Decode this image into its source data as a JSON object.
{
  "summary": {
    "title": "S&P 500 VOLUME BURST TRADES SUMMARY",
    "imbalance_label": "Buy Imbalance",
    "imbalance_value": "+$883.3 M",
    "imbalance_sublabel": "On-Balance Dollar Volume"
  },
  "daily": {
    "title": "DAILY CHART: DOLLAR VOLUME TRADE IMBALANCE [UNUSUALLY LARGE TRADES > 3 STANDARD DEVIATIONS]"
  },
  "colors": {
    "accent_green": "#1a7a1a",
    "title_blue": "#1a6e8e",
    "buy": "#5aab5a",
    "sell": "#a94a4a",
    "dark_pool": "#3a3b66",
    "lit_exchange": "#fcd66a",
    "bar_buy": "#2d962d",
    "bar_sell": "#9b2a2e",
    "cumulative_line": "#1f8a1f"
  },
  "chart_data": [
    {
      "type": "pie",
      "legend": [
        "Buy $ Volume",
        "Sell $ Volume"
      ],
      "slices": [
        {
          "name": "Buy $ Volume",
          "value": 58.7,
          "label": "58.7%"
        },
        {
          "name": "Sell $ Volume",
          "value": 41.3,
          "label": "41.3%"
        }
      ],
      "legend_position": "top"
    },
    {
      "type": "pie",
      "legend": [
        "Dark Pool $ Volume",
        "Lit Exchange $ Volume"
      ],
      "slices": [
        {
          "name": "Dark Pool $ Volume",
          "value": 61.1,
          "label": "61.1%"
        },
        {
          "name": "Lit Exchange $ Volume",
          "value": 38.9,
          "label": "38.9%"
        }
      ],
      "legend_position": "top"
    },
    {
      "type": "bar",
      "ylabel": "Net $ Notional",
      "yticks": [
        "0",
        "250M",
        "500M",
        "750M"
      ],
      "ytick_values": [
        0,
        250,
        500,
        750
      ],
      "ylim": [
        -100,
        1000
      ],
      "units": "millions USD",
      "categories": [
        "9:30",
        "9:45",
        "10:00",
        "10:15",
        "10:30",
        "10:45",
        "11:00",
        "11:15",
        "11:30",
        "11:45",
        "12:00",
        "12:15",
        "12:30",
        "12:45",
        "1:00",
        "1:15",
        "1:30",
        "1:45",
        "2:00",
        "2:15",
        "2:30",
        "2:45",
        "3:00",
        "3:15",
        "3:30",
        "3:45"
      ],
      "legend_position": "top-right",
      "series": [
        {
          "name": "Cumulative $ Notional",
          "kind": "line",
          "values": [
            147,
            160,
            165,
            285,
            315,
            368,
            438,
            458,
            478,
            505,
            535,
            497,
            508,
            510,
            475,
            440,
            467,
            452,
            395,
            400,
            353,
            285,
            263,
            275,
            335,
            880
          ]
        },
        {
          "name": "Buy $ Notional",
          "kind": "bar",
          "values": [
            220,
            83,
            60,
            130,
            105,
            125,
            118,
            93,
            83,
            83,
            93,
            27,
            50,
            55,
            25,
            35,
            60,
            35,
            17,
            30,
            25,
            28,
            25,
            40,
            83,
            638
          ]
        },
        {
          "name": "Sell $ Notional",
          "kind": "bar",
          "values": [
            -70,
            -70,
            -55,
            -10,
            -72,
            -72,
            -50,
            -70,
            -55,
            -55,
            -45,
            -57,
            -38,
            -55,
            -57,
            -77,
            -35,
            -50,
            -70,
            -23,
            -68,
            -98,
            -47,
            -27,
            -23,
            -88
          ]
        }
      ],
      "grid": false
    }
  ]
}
____________
Request: Return the full listing, character for character.

Exercise solution:
Decode this image into its source data as a JSON object.
{
  "summary": {
    "title": "S&P 500 VOLUME BURST TRADES SUMMARY",
    "imbalance_label": "Buy Imbalance",
    "imbalance_value": "+$883.3 M",
    "imbalance_sublabel": "On-Balance Dollar Volume"
  },
  "daily": {
    "title": "DAILY CHART: DOLLAR VOLUME TRADE IMBALANCE [UNUSUALLY LARGE TRADES > 3 STANDARD DEVIATIONS]"
  },
  "colors": {
    "accent_green": "#1a7a1a",
    "title_blue": "#1a6e8e",
    "buy": "#5aab5a",
    "sell": "#a94a4a",
    "dark_pool": "#3a3b66",
    "lit_exchange": "#fcd66a",
    "bar_buy": "#2d962d",
    "bar_sell": "#9b2a2e",
    "cumulative_line": "#1f8a1f"
  },
  "chart_data": [
    {
      "type": "pie",
      "legend": [
        "Buy $ Volume",
        "Sell $ Volume"
      ],
      "slices": [
        {
          "name": "Buy $ Volume",
          "value": 58.7,
          "label": "58.7%"
        },
        {
          "name": "Sell $ Volume",
          "value": 41.3,
          "label": "41.3%"
        }
      ],
      "legend_position": "top"
    },
    {
      "type": "pie",
      "legend": [
        "Dark Pool $ Volume",
        "Lit Exchange $ Volume"
      ],
      "slices": [
        {
          "name": "Dark Pool $ Volume",
          "value": 61.1,
          "label": "61.1%"
        },
        {
          "name": "Lit Exchange $ Volume",
          "value": 38.9,
          "label": "38.9%"
        }
      ],
      "legend_position": "top"
    },
    {
      "type": "bar",
      "ylabel": "Net $ Notional",
      "yticks": [
        "0",
        "250M",
        "500M",
        "750M"
      ],
      "ytick_values": [
        0,
        250,
        500,
        750
      ],
      "ylim": [
        -100,
        1000
      ],
      "units": "millions USD",
      "categories": [
        "9:30",
        "9:45",
        "10:00",
        "10:15",
        "10:30",
        "10:45",
        "11:00",
        "11:15",
        "11:30",
        "11:45",
        "12:00",
        "12:15",
        "12:30",
        "12:45",
        "1:00",
        "1:15",
        "1:30",
        "1:45",
        "2:00",
        "2:15",
        "2:30",
        "2:45",
        "3:00",
        "3:15",
        "3:30",
        "3:45"
      ],
      "legend_position": "top-right",
      "series": [
        {
          "name": "Cumulative $ Notional",
          "kind": "line",
          "values": [
            147,
            160,
            165,
            285,
            315,
            368,
            438,
            458,
            478,
            505,
            535,
            497,
            508,
            510,
            475,
            440,
            467,
            452,
            395,
            400,
            353,
            285,
            263,
            275,
            335,
            880
          ]
        },
        {
          "name": "Buy $ Notional",
          "kind": "bar",
          "values": [
            220,
            83,
            60,
            130,
            105,
            125,
            118,
            93,
            83,
            83,
            93,
            27,
            50,
            55,
            25,
            35,
            60,
            35,
            17,
            30,
            25,
            28,
            25,
            40,
            83,
            638
          ]
        },
        {
          "name": "Sell $ Notional",
          "kind": "bar",
          "values": [
            -70,
            -70,
            -55,
            -10,
            -72,
            -72,
            -50,
            -70,
            -55,
            -55,
            -45,
            -57,
            -38,
            -55,
            -57,
            -77,
            -35,
            -50,
            -70,
            -23,
            -68,
            -98,
            -47,
            -27,
            -23,
            -88
          ]
        }
      ],
      "grid": false
    }
  ]
}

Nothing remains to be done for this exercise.